Text segment
--- Begin ---

Split the data into testing and training data.

##python chunk


from sklearn.model_selection import train_test_split

train_corpus, test_corpus, train_label_nums, test_label_nums, train_label_names, test_label_names = train_test_split(np.array(data_df['CONTENT'].apply(lambda x:np.str_(x))), np.array(data_df['CLASS']), np.array(data_df['CLASS']), test_size=0.20, random_state=42)

train_corpus.shape, test_corpus.shape

## ((1368,), (343,))

from collections import Counter

trd = dict(Counter(train_label_names))
tsd = dict(Counter(test_label_names))

(pd.DataFrame([[key, trd[key], tsd[key]] for key in trd], 
             columns=['Target Label', 'Train Count', 'Test Count']).sort_values(by=['Train Count', 'Test Count'], ascending=False))

##    Target Label  Train Count  Test Count
## 0             0          753         198
## 1             1          615         145

Process the data

For word2vec, create the tokenized vectors of the text.

##python chunk

tokenized_train = [nltk.tokenize.word_tokenize(text)
                   for text in train_corpus]
tokenized_test = [nltk.tokenize.word_tokenize(text)
                   for text in test_corpus]


import gensim
# build word2vec model
w2v_num_features = 300
w2v_model = gensim.models.Word2Vec(tokenized_train, #corpus
            size=w2v_num_features, #number of features
            window=10, #size of moving window
            min_count=2, #minimum number of times to run
            sg = 0, #cbow model
            iter=5, workers=5) #iterations and cores


#create flattening function
def document_vectorizer(corpus, model, num_features):
    vocabulary = set(model.wv.index2word)

--- End ---

Entries provided
--- Begin ---

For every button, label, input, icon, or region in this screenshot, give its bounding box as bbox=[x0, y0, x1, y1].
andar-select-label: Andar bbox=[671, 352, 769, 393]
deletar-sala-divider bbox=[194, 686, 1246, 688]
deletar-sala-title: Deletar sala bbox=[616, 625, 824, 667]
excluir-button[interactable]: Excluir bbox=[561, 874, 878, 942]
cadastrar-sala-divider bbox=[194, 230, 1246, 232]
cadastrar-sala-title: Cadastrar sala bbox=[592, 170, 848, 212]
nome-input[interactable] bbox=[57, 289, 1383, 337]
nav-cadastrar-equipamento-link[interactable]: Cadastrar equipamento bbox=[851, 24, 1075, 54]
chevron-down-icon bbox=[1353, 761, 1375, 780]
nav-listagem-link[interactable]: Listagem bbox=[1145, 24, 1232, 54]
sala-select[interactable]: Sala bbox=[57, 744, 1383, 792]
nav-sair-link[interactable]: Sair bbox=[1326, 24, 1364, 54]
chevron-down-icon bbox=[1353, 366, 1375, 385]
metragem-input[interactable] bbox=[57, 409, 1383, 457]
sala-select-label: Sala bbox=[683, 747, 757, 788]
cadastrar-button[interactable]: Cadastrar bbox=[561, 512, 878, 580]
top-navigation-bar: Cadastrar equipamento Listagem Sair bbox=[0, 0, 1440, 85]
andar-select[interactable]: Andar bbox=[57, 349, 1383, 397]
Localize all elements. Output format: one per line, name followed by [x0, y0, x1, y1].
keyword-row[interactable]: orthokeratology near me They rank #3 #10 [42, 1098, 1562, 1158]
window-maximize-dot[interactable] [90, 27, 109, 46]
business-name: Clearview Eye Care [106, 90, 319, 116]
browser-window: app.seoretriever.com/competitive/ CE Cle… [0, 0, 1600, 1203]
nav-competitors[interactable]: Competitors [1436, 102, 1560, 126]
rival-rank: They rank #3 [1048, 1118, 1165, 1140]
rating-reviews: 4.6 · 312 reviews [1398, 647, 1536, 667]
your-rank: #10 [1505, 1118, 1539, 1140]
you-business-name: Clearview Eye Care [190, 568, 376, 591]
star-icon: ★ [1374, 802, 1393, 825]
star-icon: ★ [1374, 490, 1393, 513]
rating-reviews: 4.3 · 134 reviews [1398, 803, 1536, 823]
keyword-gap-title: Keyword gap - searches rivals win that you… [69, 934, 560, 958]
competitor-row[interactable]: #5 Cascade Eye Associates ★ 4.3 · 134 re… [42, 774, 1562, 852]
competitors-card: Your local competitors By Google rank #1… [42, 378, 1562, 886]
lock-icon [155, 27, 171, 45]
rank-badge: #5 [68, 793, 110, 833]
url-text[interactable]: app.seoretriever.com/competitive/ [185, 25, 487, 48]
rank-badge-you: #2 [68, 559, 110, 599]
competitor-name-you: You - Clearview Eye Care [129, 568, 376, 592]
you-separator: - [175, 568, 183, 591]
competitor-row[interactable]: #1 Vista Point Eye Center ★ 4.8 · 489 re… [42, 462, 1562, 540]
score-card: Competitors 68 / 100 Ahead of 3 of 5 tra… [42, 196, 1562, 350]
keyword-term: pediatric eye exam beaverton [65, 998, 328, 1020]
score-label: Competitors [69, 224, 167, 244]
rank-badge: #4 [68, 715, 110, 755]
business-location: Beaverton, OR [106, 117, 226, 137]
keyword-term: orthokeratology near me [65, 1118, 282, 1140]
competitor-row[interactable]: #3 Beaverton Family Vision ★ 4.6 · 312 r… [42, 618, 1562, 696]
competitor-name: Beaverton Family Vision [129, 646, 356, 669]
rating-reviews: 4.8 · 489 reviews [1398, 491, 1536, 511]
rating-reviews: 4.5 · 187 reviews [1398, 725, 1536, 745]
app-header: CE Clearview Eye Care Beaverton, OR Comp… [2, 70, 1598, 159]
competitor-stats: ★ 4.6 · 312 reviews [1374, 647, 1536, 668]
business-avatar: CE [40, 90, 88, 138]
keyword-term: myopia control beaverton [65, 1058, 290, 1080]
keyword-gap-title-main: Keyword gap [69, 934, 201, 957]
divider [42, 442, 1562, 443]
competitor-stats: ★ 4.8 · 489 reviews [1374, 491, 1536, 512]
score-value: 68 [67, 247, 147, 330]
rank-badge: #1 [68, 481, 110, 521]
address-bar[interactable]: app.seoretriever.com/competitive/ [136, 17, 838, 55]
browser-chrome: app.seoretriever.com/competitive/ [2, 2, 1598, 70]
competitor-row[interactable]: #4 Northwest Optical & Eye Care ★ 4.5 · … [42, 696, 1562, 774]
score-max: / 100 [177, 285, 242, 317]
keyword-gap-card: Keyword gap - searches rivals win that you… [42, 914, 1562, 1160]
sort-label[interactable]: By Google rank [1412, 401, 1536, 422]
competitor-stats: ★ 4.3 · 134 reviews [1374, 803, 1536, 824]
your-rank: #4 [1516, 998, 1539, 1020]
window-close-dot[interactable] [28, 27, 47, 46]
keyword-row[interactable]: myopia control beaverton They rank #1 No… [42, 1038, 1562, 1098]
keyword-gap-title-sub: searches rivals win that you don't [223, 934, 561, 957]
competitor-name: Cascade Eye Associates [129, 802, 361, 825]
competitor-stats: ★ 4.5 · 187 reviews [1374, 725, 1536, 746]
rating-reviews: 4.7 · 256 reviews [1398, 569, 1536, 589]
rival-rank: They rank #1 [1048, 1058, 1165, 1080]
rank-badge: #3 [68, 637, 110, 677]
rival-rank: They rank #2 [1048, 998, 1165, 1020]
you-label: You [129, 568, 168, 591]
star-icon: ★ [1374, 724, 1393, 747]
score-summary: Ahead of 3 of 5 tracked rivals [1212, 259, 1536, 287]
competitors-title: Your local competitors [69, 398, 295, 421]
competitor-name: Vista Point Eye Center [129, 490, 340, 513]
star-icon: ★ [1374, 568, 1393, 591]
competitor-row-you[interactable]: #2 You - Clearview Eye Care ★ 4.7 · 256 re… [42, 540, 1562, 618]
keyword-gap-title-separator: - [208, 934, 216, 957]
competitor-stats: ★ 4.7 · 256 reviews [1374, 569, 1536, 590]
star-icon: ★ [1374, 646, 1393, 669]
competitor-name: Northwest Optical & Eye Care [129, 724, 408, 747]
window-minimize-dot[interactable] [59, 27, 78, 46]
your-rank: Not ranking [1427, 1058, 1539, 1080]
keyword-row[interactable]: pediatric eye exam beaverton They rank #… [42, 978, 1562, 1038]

--- End ---

Task set
A - Answer these questions about the word2vec code excerpt:
(i) What test_size value is passed to train_test_split?
(ii) What is the Train Count shown for Target Label 1?
(iii) What number is w2v_num_features set to?
B - Write out the word2vec code excerpt word for word, from "## ((1368,), (343,))" to "Count', 'Test Count'], ascending=False))".
The records were taken from a separate source and are unrelated to the text.

Results for each task
A -
(i) 0.20
(ii) 615
(iii) 300

B -
## ((1368,), (343,))

from collections import Counter

trd = dict(Counter(train_label_names))
tsd = dict(Counter(test_label_names))

(pd.DataFrame([[key, trd[key], tsd[key]] for key in trd], 
             columns=['Target Label', 'Train Count', 'Test Count']).sort_values(by=['Train Count', 'Test Count'], ascending=False))